**WHAT IS REQUIRED**
Return every line below in which "Building" appears.

**EXERCISE MATERIAL**

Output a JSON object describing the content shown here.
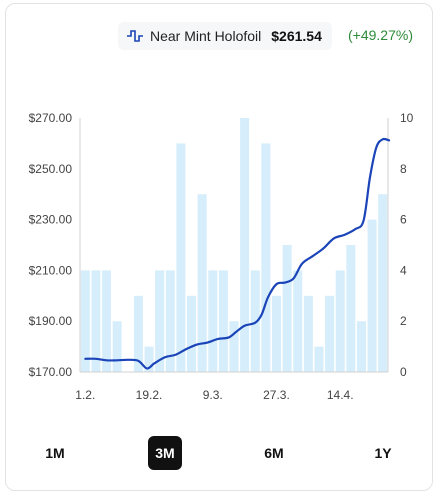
{
  "header": {
    "variant": "Near Mint Holofoil",
    "price": "$261.54",
    "change": "(+49.27%)",
    "icon": "pulse-icon",
    "accent": "#1a44b8",
    "positive": "#2e8b3a"
  },
  "chart_data": {
    "type": "bar+line",
    "x_ticks": [
      "1.2.",
      "19.2.",
      "9.3.",
      "27.3.",
      "14.4."
    ],
    "x_tick_index": [
      0,
      6,
      12,
      18,
      24
    ],
    "y_left": {
      "ticks": [
        "$170.00",
        "$190.00",
        "$210.00",
        "$230.00",
        "$250.00",
        "$270.00"
      ],
      "range": [
        170,
        270
      ]
    },
    "y_right": {
      "ticks": [
        "0",
        "2",
        "4",
        "6",
        "8",
        "10"
      ],
      "range": [
        0,
        10
      ]
    },
    "bars": {
      "name": "",
      "color": "#d6eefb",
      "values": [
        4,
        4,
        4,
        2,
        0,
        3,
        1,
        4,
        4,
        9,
        3,
        7,
        4,
        4,
        2,
        10,
        4,
        9,
        3,
        5,
        4,
        3,
        1,
        3,
        4,
        5,
        2,
        6,
        7
      ]
    },
    "line": {
      "name": "",
      "color": "#1a44b8",
      "points": [
        [
          0,
          175.2
        ],
        [
          1,
          175.2
        ],
        [
          2,
          174.6
        ],
        [
          3,
          174.6
        ],
        [
          4,
          174.8
        ],
        [
          5,
          174.4
        ],
        [
          5.8,
          171.4
        ],
        [
          6.5,
          173.4
        ],
        [
          7.5,
          175.8
        ],
        [
          8.5,
          176.8
        ],
        [
          9.5,
          179.0
        ],
        [
          10.5,
          180.8
        ],
        [
          11.5,
          181.6
        ],
        [
          12.5,
          183.0
        ],
        [
          13.5,
          183.6
        ],
        [
          14.2,
          185.8
        ],
        [
          15,
          188.2
        ],
        [
          16,
          189.4
        ],
        [
          16.6,
          192.6
        ],
        [
          17.2,
          199.4
        ],
        [
          18,
          204.6
        ],
        [
          18.8,
          205.2
        ],
        [
          19.6,
          206.8
        ],
        [
          20.4,
          212.6
        ],
        [
          21.4,
          215.6
        ],
        [
          22.4,
          218.6
        ],
        [
          23.4,
          222.6
        ],
        [
          24.4,
          224.0
        ],
        [
          25.4,
          226.2
        ],
        [
          26.2,
          229.6
        ],
        [
          26.8,
          246.6
        ],
        [
          27.4,
          258.4
        ],
        [
          28,
          261.6
        ],
        [
          28.6,
          261.2
        ]
      ]
    },
    "grid": false,
    "legend": "none"
  },
  "ranges": {
    "items": [
      "1M",
      "3M",
      "6M",
      "1Y"
    ],
    "active": "3M"
  }
}
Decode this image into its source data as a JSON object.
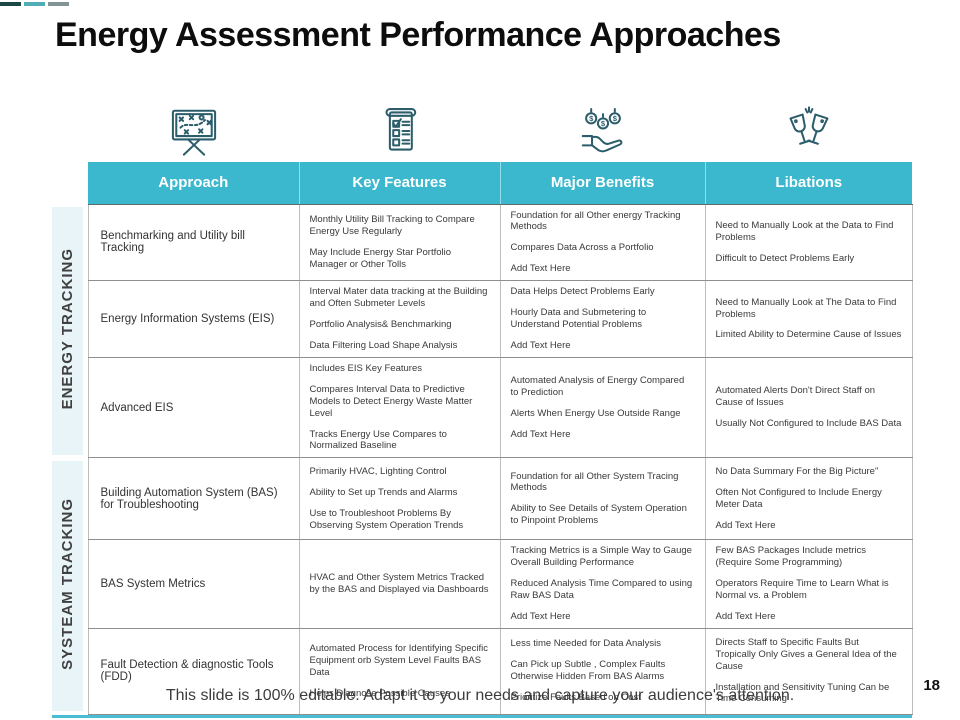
{
  "slide": {
    "title": "Energy Assessment Performance Approaches",
    "footer": "This slide is 100% editable. Adapt it to your needs and capture your audience's attention.",
    "page_number": "18"
  },
  "icons": [
    "strategy-board-icon",
    "checklist-icon",
    "money-hand-icon",
    "celebration-glasses-icon"
  ],
  "colors": {
    "header_teal": "#3bb8ce",
    "accent_line": "#49bdd1",
    "group_strip": "#e8f4f8",
    "icon_stroke": "#2c5d6b",
    "deco_bar_dark": "#1d4747",
    "deco_bar_teal": "#4fadb6",
    "deco_bar_gray": "#849393"
  },
  "table": {
    "headers": [
      "Approach",
      "Key Features",
      "Major Benefits",
      "Libations"
    ],
    "groups": [
      {
        "label": "ENERGY TRACKING",
        "rows": [
          {
            "approach": "Benchmarking and Utility bill Tracking",
            "features": [
              "Monthly  Utility  Bill Tracking  to  Compare  Energy  Use Regularly",
              "May Include  Energy  Star Portfolio  Manager  or Other Tolls"
            ],
            "benefits": [
              "Foundation  for all Other energy  Tracking  Methods",
              "Compares  Data Across  a Portfolio",
              "Add Text  Here"
            ],
            "libations": [
              "Need to Manually  Look  at the  Data to Find Problems",
              "Difficult to  Detect  Problems   Early"
            ]
          },
          {
            "approach": "Energy Information Systems (EIS)",
            "features": [
              "Interval  Mater data  tracking  at the  Building  and  Often Submeter   Levels",
              "Portfolio  Analysis&  Benchmarking",
              "Data  Filtering Load  Shape   Analysis"
            ],
            "benefits": [
              "Data Helps  Detect Problems  Early",
              "Hourly  Data  and  Submetering   to  Understand   Potential Problems",
              "Add Text  Here"
            ],
            "libations": [
              "Need to Manually  Look  at The  Data to  Find Problems",
              "Limited   Ability  to Determine  Cause  of Issues"
            ]
          },
          {
            "approach": "Advanced EIS",
            "features": [
              "Includes  EIS Key  Features",
              "Compares  Interval  Data to Predictive  Models  to Detect Energy  Waste  Matter  Level",
              "Tracks  Energy  Use Compares   to Normalized Baseline"
            ],
            "benefits": [
              "Automated   Analysis  of  Energy  Compared   to Prediction",
              "Alerts  When  Energy  Use Outside  Range",
              "Add Text  Here"
            ],
            "libations": [
              "Automated   Alerts  Don't Direct  Staff on  Cause  of Issues",
              "Usually  Not  Configured  to  Include  BAS  Data"
            ]
          }
        ]
      },
      {
        "label": "SYSTEAM TRACKING",
        "rows": [
          {
            "approach": "Building Automation System (BAS)  for Troubleshooting",
            "features": [
              "Primarily  HVAC,  Lighting  Control",
              "Ability  to Set  up  Trends  and  Alarms",
              "Use to  Troubleshoot  Problems  By  Observing  System Operation  Trends"
            ],
            "benefits": [
              "Foundation  for  all Other  System   Tracing  Methods",
              "Ability  to See  Details  of System  Operation  to  Pinpoint Problems"
            ],
            "libations": [
              "No Data  Summary   For the  Big  Picture\"",
              "Often  Not  Configured  to  Include  Energy  Meter  Data",
              "Add  Text  Here"
            ]
          },
          {
            "approach": "BAS System Metrics",
            "features": [
              "HVAC and  Other  System   Metrics Tracked  by  the  BAS and  Displayed  via  Dashboards"
            ],
            "benefits": [
              "Tracking   Metrics  is a  Simple  Way  to Gauge  Overall Building  Performance",
              "Reduced  Analysis   Time  Compared  to  using  Raw  BAS Data",
              "Add  Text  Here"
            ],
            "libations": [
              "Few BAS  Packages   Include  metrics  (Require  Some Programming)",
              "Operators   Require  Time  to  Learn   What  is  Normal  vs. a  Problem",
              "Add  Text  Here"
            ]
          },
          {
            "approach": "Fault Detection &   diagnostic Tools  (FDD)",
            "features": [
              "Automated   Process  for  Identifying  Specific  Equipment orb  System   Level   Faults  BAS  Data",
              "Helps  Diagnose  Possible  Causes"
            ],
            "benefits": [
              "Less  time  Needed   for Data  Analysis",
              "Can  Pick  up  Subtle  ,  Complex   Faults  Otherwise Hidden   From  BAS  Alarms",
              "Prioritize  Faults  Based  on  Cost"
            ],
            "libations": [
              "Directs  Staff  to  Specific   Faults  But  Tropically   Only Gives  a  General   Idea  of  the  Cause",
              "Installation   and  Sensitivity   Tuning  Can  be  Time Consuming"
            ]
          }
        ]
      }
    ]
  }
}
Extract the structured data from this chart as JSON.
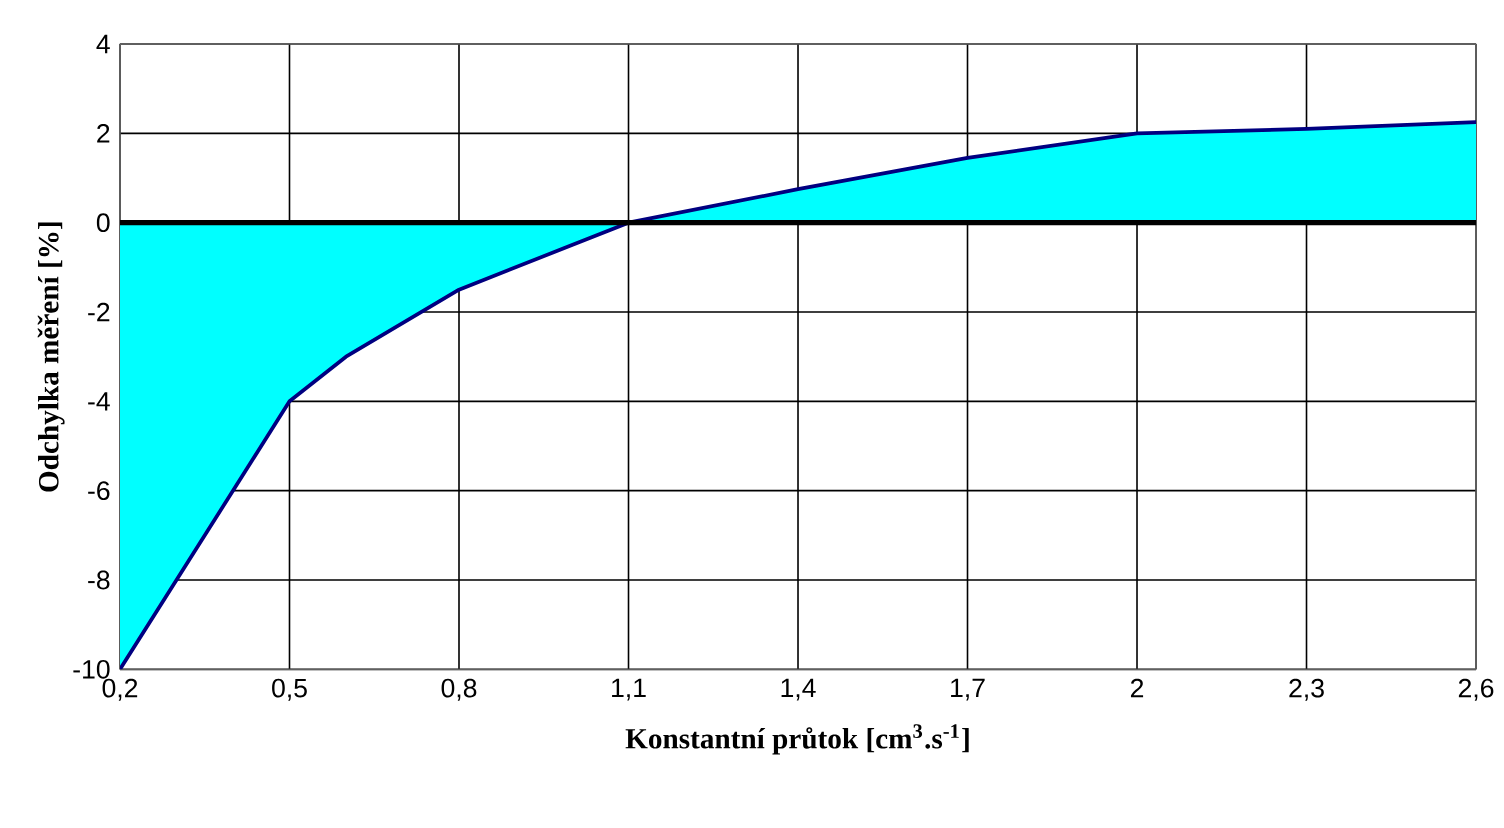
{
  "chart_data": {
    "type": "area",
    "xlabel": "Konstantní průtok [cm$^{3}$.s$^{-1}$]",
    "ylabel": "Odchylka měření [%]",
    "x": [
      0.2,
      0.3,
      0.4,
      0.5,
      0.6,
      0.8,
      1.0,
      1.1,
      1.4,
      1.7,
      2.0,
      2.3,
      2.6
    ],
    "series": [
      {
        "color": "#00ffff",
        "values": [
          -10,
          -8,
          -6,
          -4,
          -3,
          -1.5,
          -0.5,
          0,
          0.75,
          1.45,
          2.0,
          2.1,
          2.25
        ]
      }
    ],
    "xlim": [
      0.2,
      2.6
    ],
    "ylim": [
      -10,
      4
    ],
    "xticks": [
      {
        "value": 0.2,
        "label": "0,2"
      },
      {
        "value": 0.5,
        "label": "0,5"
      },
      {
        "value": 0.8,
        "label": "0,8"
      },
      {
        "value": 1.1,
        "label": "1,1"
      },
      {
        "value": 1.4,
        "label": "1,4"
      },
      {
        "value": 1.7,
        "label": "1,7"
      },
      {
        "value": 2,
        "label": "2"
      },
      {
        "value": 2.3,
        "label": "2,3"
      },
      {
        "value": 2.6,
        "label": "2,6"
      }
    ],
    "yticks": [
      -10,
      -8,
      -6,
      -4,
      -2,
      0,
      2,
      4
    ],
    "grid": true,
    "ref_lines": [
      {
        "axis": "y",
        "value": 0,
        "color": "#000000"
      }
    ]
  }
}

**FINISHED ANSWER**
              "Interval  Mater data  tracking  at the  Building  and  Often Submeter   Levels",
            "approach": "Building Automation System (BAS)  for Troubleshooting",
              "Tracking   Metrics  is a  Simple  Way  to Gauge  Overall Building  Performance",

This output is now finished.